* _Short exercise_: Convert the listing starting at the line containing "current-planning-period-input[interactable]: May-18 <box>1121" and ending at the line containing "nav-label: Requirements <box>438" into a Markdown table with the columns Row and Listing Line, leaving out any blank lines.

# Dataset start

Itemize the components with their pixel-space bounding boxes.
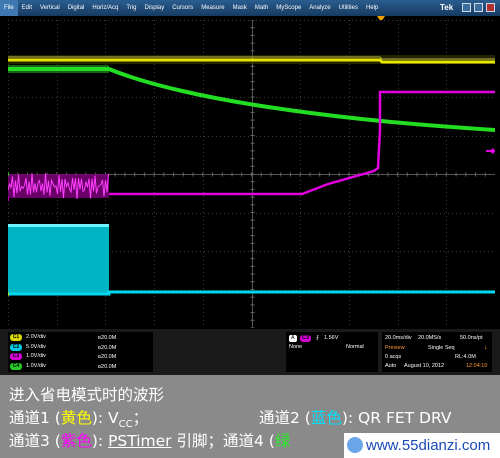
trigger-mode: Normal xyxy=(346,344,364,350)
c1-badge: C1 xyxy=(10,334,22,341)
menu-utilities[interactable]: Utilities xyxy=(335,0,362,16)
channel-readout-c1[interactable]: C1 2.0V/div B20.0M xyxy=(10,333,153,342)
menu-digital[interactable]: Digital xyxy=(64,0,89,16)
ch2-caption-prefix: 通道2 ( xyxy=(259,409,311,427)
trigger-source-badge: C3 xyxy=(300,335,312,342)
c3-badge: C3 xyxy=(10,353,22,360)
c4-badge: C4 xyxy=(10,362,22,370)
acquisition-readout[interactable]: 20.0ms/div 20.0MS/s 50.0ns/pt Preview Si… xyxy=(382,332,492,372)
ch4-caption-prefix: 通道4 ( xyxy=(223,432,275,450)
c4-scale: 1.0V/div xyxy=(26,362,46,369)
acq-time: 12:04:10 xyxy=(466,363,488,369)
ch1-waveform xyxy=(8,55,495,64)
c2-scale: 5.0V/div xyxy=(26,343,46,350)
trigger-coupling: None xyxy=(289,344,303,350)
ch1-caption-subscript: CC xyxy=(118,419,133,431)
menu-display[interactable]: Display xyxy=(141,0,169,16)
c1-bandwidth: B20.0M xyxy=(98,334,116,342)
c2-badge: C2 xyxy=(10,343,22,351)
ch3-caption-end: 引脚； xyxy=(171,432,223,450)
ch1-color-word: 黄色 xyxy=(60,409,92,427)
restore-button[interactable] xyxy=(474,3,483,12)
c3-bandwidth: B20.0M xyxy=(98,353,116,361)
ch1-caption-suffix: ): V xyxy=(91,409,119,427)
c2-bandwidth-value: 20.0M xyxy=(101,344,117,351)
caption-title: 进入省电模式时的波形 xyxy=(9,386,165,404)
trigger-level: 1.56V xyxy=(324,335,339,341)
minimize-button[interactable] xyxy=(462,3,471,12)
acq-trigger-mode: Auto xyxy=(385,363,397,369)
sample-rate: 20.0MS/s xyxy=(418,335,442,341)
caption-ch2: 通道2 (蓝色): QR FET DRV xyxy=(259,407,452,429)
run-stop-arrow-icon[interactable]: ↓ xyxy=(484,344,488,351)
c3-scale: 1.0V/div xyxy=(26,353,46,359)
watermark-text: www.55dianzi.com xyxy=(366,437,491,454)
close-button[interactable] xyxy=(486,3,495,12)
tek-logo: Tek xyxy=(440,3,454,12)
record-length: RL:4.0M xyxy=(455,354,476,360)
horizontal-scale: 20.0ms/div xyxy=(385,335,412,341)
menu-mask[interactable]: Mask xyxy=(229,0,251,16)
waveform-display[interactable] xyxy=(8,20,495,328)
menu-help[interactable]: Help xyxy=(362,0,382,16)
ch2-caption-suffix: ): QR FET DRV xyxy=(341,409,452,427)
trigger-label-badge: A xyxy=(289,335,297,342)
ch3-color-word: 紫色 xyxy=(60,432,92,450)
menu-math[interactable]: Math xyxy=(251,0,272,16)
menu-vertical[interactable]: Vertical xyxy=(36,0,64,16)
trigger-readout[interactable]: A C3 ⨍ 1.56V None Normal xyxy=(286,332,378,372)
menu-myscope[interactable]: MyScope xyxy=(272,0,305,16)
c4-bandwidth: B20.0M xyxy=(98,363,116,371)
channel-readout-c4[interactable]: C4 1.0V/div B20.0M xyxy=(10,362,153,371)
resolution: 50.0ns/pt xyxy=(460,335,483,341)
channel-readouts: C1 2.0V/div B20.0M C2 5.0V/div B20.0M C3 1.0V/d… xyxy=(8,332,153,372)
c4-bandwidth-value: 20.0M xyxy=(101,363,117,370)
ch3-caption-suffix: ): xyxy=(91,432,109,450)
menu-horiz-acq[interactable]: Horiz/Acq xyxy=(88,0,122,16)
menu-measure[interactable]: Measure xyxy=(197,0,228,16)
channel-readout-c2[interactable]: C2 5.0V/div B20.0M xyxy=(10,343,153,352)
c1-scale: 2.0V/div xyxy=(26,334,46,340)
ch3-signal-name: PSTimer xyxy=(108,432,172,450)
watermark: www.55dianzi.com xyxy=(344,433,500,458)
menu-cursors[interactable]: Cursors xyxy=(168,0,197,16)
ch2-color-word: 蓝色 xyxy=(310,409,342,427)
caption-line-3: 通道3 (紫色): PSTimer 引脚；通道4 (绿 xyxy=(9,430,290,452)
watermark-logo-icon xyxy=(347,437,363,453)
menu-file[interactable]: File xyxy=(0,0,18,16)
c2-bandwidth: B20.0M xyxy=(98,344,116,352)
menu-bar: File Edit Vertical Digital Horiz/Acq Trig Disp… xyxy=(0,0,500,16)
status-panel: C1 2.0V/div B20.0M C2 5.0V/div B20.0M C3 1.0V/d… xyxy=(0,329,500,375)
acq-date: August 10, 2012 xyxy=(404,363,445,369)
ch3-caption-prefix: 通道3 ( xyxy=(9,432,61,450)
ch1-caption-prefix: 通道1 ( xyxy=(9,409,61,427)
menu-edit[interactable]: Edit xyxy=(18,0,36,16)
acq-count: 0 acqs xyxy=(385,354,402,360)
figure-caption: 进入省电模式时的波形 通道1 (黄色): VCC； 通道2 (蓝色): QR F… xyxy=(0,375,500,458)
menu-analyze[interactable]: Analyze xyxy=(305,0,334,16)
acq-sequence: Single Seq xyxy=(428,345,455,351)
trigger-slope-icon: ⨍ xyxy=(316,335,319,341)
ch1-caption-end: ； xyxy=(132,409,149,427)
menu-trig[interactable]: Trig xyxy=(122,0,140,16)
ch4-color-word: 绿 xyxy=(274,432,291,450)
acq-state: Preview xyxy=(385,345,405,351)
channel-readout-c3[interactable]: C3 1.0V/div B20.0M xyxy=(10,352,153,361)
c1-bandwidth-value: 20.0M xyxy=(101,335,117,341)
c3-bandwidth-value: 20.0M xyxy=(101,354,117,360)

# Dataset end
# Dataset start

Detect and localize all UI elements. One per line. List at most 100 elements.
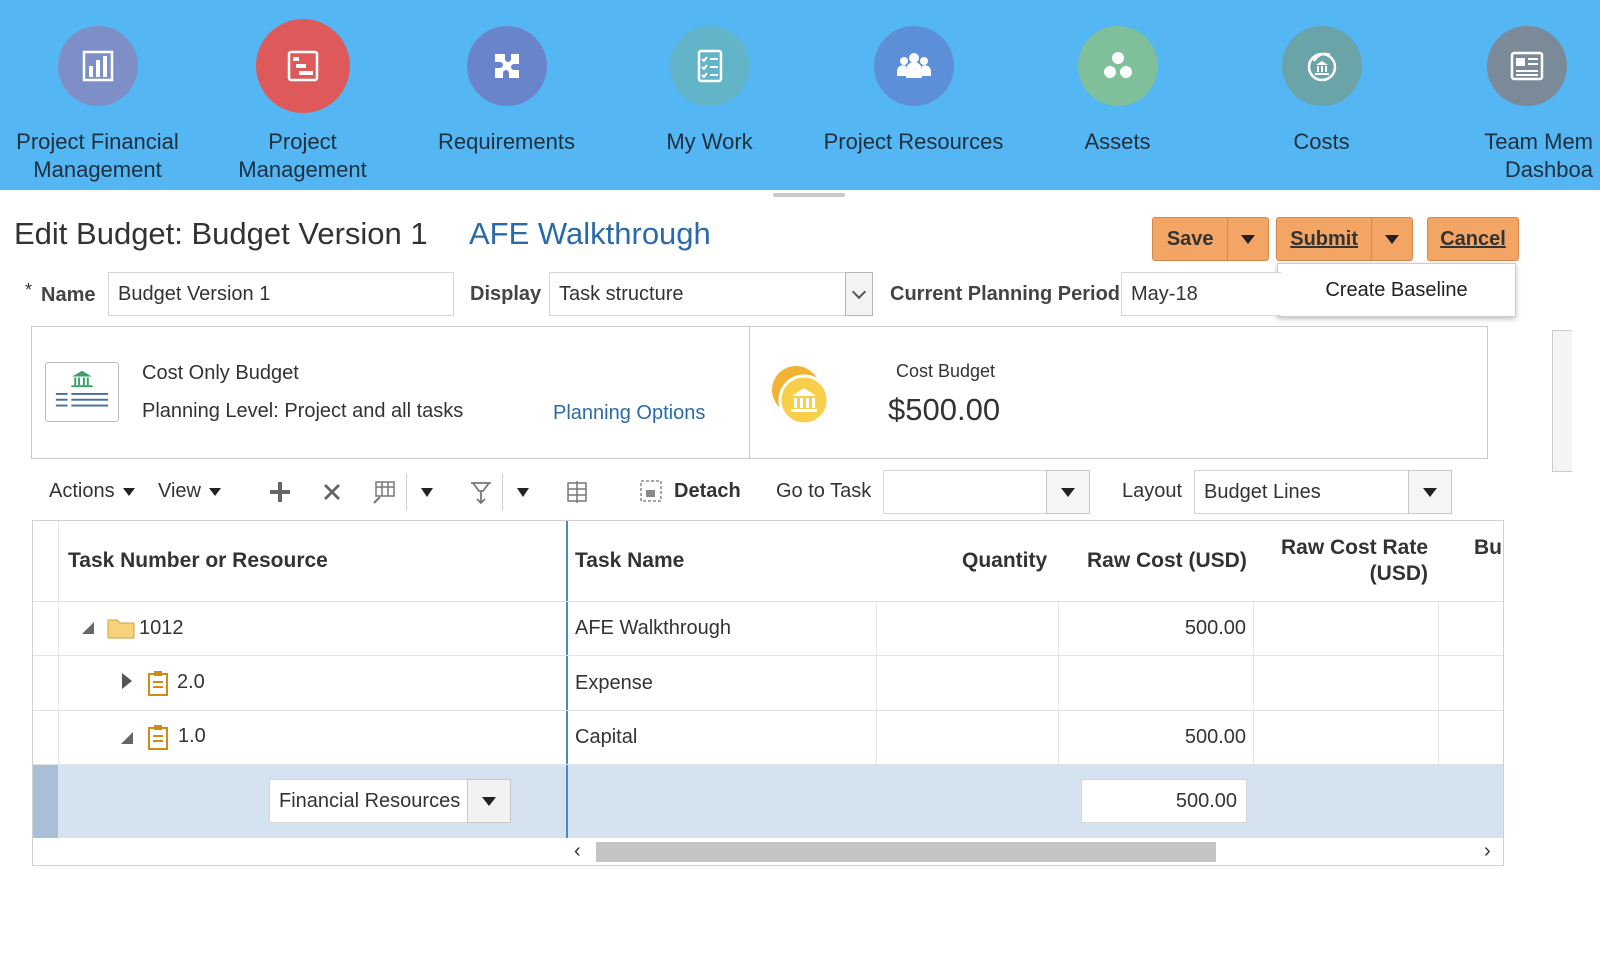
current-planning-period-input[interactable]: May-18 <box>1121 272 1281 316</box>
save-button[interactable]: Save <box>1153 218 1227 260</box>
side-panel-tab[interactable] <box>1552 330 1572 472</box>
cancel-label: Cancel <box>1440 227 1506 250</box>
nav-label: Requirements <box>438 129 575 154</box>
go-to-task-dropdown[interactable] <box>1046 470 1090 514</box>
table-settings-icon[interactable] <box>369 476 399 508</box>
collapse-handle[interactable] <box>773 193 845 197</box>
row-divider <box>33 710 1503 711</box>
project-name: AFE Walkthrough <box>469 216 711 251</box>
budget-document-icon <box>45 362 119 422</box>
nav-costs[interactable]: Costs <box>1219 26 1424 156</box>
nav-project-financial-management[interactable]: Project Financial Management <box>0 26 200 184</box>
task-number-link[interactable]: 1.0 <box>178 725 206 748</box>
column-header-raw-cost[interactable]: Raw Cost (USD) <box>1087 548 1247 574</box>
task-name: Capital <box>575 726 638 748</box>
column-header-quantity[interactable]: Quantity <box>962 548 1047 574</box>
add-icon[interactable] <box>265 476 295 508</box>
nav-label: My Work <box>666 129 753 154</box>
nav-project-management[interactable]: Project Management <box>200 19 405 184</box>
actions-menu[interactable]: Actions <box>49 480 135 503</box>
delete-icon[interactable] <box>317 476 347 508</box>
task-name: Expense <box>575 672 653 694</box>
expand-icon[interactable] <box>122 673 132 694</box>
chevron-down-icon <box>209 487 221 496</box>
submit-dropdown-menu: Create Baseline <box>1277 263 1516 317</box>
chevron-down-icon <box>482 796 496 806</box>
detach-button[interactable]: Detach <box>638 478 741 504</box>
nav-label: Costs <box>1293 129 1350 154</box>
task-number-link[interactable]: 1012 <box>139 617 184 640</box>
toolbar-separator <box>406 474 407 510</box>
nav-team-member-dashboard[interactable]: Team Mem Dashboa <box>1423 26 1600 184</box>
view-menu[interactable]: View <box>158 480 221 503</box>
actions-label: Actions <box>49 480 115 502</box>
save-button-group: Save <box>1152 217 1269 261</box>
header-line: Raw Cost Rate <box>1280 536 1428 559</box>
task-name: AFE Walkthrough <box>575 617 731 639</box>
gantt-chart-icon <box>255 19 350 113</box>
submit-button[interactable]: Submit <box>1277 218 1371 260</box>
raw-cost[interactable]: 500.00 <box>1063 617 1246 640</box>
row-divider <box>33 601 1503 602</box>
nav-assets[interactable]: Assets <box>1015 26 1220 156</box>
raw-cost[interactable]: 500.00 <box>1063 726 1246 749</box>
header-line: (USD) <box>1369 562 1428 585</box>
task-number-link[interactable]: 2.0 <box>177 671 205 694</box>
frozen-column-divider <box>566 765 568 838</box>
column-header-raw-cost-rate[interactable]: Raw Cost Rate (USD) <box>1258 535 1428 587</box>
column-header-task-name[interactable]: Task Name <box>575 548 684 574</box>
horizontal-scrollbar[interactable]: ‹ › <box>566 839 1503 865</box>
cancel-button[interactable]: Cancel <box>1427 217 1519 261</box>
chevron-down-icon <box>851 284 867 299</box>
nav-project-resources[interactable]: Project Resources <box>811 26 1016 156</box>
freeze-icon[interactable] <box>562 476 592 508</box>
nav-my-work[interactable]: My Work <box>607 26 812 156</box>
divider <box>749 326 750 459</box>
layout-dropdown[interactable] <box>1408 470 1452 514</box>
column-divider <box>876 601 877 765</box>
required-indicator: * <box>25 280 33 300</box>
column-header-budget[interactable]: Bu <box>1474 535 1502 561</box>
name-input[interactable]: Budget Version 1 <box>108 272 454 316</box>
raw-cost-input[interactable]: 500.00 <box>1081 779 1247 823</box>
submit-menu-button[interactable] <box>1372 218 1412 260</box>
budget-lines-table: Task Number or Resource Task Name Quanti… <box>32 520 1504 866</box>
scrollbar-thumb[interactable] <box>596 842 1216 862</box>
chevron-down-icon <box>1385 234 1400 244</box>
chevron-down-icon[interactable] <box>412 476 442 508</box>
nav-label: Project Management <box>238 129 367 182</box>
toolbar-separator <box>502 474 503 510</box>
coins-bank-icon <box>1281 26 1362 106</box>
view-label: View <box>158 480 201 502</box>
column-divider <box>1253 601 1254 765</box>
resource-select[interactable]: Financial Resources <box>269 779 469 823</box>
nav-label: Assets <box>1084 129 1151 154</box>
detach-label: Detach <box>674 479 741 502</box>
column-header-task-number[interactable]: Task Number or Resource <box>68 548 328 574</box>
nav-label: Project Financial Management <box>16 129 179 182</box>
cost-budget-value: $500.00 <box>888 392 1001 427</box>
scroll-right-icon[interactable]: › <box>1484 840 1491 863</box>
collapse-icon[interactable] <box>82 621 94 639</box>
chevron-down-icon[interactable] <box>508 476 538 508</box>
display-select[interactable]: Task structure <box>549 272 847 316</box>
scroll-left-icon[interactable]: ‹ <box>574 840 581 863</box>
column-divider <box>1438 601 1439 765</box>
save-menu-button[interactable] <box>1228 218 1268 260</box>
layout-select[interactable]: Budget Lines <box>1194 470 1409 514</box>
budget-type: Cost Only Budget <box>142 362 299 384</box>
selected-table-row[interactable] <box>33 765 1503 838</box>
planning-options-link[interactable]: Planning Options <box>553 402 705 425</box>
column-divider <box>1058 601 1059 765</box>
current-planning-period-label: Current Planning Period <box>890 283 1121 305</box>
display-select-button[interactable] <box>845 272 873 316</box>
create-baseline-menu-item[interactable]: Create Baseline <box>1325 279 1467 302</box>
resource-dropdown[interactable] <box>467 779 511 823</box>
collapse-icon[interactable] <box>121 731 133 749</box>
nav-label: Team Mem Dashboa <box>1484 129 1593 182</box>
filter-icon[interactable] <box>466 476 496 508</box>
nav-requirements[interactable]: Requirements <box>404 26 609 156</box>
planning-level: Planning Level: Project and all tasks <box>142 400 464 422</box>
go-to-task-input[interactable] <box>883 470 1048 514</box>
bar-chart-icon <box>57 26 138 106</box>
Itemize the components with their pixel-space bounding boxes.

# Dataset end

* _Exercise response_:
| Row | Listing Line |
|---|---|
| 1 | current-planning-period-input[interactable]: May-18 <box>1121 272 1281 316</box> |
| 2 | save-button[interactable]: Save <box>1153 218 1227 260</box> |
| 3 | side-panel-tab[interactable] <box>1552 330 1572 472</box> |
| 4 | cancel-label: Cancel <box>1440 227 1506 250</box> |
| 5 | nav-label: Requirements <box>438 129 575 154</box> |